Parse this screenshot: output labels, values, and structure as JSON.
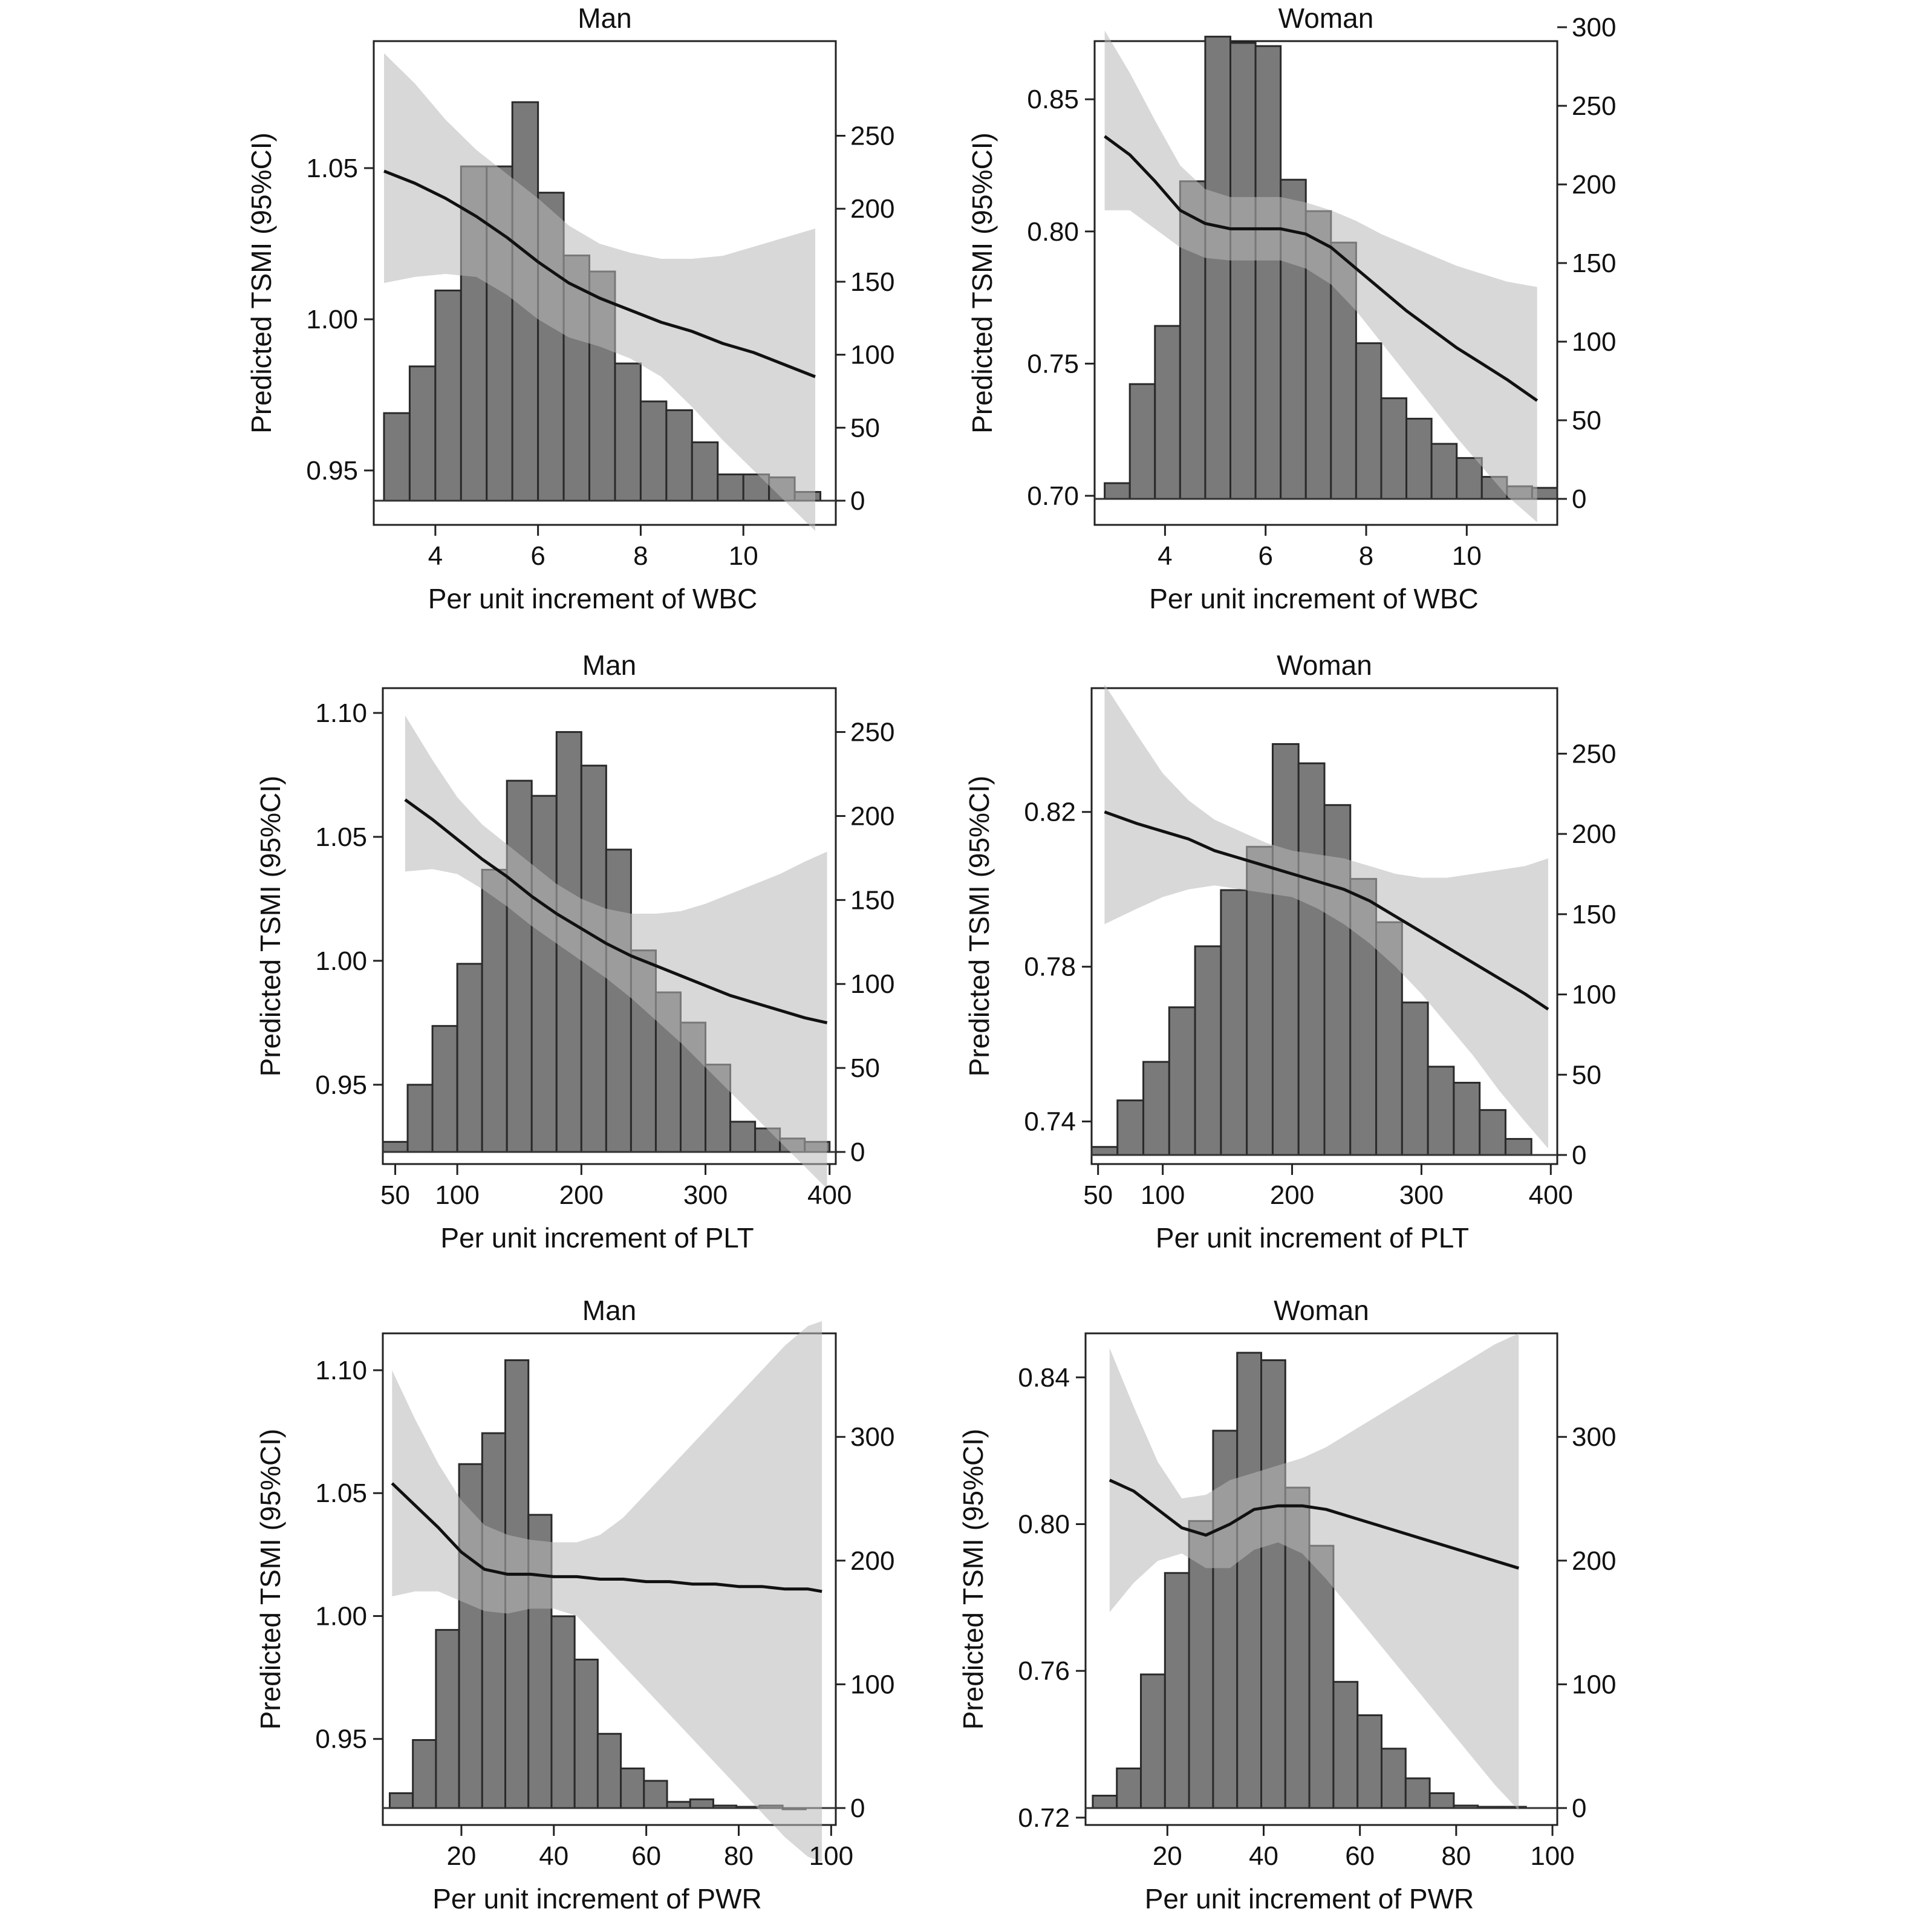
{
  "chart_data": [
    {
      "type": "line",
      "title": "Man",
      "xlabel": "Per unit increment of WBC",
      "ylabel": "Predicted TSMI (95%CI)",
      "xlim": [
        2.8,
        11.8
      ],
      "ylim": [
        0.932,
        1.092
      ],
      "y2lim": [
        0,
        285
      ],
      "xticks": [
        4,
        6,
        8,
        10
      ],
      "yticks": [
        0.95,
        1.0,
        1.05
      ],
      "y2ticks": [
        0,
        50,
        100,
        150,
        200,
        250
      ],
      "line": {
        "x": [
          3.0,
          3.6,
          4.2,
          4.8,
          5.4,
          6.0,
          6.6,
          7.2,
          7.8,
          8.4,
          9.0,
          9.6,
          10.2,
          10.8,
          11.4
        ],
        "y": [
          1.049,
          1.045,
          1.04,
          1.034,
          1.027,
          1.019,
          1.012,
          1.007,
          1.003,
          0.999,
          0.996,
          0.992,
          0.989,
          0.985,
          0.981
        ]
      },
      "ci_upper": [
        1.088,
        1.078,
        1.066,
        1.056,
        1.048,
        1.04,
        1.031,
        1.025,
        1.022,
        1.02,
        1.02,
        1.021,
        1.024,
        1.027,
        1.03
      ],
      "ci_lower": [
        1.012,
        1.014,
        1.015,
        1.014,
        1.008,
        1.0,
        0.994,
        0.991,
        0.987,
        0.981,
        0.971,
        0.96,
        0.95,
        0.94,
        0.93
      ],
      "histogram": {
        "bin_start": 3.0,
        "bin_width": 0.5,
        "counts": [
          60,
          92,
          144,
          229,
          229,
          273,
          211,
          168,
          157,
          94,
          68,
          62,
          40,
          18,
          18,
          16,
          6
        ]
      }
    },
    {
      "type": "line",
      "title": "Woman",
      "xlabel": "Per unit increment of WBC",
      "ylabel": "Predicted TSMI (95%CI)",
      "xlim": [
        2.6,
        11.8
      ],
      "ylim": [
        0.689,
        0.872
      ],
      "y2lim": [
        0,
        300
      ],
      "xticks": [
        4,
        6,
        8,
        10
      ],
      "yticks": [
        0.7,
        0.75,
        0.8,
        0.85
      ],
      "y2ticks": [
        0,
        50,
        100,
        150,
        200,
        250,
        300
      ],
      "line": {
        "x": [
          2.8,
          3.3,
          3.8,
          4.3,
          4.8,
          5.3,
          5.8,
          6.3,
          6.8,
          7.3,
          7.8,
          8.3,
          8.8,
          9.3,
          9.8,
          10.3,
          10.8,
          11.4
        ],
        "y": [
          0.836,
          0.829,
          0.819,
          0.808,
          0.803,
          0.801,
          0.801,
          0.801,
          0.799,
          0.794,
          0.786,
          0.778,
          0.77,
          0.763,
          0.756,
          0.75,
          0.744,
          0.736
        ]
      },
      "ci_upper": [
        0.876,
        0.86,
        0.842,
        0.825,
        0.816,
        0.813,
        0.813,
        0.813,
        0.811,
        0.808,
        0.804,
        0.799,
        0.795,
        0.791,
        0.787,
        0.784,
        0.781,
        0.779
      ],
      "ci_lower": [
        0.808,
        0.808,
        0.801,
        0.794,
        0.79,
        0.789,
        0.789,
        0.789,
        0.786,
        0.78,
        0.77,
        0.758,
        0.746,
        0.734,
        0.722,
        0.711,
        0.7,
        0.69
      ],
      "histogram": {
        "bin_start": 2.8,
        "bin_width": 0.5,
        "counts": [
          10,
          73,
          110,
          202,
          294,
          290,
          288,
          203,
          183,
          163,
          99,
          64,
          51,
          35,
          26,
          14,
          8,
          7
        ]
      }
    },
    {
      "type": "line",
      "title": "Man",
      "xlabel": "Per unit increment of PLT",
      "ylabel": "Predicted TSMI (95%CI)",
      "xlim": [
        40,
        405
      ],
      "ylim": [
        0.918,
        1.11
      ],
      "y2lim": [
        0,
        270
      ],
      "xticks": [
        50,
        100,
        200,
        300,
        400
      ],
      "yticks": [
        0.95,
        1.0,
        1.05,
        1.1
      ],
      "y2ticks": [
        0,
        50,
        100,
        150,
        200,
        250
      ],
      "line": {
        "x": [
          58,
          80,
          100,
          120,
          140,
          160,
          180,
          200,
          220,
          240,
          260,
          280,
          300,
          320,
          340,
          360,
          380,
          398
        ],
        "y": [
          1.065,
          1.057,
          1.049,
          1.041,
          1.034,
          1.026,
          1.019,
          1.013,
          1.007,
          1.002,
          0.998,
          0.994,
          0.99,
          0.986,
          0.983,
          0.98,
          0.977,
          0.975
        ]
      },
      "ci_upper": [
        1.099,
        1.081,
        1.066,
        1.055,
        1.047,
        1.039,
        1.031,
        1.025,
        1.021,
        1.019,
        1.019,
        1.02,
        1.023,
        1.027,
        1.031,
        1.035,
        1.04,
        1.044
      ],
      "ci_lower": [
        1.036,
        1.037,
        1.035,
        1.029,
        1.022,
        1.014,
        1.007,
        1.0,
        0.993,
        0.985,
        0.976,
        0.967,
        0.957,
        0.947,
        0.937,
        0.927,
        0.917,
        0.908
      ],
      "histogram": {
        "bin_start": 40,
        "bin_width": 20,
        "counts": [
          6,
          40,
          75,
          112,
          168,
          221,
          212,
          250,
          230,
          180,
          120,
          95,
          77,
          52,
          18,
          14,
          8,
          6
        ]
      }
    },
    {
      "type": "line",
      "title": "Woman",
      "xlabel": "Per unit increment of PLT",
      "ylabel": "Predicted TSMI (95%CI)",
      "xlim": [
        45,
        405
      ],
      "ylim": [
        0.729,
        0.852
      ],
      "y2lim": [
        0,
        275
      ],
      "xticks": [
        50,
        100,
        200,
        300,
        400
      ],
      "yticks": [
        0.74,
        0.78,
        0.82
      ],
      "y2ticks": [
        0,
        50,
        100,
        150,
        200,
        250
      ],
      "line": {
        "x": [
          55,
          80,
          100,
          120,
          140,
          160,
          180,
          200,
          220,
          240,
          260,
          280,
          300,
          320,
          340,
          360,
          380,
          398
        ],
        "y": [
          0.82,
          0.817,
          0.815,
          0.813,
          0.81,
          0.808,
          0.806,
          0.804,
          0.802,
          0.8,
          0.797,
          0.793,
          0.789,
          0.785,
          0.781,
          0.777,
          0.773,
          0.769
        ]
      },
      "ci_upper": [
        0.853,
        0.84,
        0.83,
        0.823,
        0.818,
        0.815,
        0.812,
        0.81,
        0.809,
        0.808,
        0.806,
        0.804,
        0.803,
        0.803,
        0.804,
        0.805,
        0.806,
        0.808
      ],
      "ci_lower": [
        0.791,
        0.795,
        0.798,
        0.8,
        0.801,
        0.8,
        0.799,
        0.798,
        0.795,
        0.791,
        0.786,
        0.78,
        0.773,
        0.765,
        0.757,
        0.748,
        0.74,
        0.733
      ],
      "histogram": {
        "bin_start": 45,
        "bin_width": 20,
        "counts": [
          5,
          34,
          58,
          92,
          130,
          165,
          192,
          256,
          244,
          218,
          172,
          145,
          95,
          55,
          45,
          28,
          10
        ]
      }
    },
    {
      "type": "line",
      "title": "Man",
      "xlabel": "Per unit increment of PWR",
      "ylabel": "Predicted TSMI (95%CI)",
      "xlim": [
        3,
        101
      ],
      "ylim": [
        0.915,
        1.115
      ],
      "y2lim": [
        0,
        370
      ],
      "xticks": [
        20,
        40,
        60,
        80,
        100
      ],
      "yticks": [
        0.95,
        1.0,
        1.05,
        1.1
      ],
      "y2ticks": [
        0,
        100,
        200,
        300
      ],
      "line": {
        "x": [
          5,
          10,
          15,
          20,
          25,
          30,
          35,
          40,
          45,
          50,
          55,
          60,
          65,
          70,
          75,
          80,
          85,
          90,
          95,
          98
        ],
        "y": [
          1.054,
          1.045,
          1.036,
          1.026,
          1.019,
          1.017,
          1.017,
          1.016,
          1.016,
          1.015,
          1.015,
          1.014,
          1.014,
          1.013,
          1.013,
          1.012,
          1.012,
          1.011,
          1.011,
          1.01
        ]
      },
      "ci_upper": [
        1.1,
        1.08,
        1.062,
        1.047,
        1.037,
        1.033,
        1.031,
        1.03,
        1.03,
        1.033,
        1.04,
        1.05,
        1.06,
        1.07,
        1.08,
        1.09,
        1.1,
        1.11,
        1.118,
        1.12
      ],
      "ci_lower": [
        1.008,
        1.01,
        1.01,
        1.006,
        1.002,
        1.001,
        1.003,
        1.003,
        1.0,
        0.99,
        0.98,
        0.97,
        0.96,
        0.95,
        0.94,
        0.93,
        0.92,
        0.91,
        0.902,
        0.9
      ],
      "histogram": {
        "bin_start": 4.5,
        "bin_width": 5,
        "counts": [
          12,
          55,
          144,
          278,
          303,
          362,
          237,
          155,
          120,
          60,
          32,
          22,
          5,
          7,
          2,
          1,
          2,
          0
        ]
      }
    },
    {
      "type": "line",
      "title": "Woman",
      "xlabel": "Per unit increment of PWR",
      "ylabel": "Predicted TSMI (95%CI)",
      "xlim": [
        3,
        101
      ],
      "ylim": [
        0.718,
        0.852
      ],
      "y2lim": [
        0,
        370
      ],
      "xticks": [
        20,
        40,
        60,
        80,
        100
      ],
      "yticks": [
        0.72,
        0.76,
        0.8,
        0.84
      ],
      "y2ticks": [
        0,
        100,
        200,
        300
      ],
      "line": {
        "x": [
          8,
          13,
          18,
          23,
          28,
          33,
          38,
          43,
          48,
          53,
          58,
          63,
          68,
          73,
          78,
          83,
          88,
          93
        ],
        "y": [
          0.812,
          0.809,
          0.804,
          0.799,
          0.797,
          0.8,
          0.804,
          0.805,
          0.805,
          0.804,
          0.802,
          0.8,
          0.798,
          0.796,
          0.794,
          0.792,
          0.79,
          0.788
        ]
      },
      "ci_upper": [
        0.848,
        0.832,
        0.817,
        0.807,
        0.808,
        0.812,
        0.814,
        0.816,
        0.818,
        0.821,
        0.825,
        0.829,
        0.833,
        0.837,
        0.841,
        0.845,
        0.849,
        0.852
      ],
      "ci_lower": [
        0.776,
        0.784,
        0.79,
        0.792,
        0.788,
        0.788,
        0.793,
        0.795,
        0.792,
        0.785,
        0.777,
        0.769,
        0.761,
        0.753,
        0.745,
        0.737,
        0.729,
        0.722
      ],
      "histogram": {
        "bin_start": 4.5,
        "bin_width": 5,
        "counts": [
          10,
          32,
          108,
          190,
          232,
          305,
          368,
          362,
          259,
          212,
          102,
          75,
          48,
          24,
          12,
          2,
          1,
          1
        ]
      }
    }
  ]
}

==

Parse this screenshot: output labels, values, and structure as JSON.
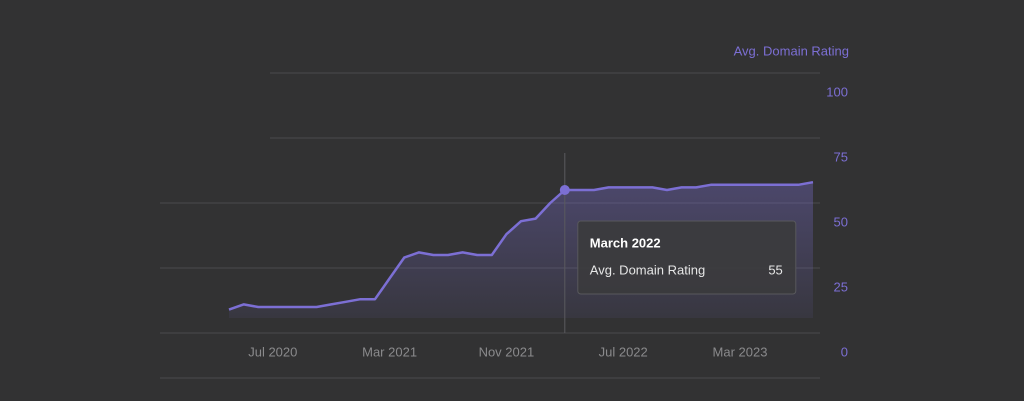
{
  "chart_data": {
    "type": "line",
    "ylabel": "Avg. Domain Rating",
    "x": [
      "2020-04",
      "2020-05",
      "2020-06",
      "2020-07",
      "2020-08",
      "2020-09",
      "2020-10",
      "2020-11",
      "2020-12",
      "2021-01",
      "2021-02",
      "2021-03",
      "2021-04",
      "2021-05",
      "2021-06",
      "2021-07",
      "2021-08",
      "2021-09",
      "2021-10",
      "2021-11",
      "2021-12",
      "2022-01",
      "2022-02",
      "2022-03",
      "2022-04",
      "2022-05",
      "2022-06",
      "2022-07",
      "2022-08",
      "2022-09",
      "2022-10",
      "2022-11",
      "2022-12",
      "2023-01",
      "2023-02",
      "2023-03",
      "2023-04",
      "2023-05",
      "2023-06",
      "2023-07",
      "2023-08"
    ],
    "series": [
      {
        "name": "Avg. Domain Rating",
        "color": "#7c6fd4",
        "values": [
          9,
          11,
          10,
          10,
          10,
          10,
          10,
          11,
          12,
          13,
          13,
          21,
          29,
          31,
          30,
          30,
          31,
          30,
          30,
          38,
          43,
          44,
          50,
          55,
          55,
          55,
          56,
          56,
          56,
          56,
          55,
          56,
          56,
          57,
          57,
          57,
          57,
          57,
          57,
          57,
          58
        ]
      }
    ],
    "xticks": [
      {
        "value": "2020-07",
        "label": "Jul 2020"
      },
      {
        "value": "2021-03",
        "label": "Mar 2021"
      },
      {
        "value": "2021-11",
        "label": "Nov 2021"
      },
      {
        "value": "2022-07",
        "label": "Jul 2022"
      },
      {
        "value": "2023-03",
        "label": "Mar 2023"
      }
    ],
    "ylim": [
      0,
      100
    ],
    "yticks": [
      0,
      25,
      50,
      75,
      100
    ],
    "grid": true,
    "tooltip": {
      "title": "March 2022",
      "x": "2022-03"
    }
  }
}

* _Work to complete_: Where a line in the material above holds "Rating", copy that line.

* _Exercise solution_:
    "ylabel": "Avg. Domain Rating",
        "name": "Avg. Domain Rating",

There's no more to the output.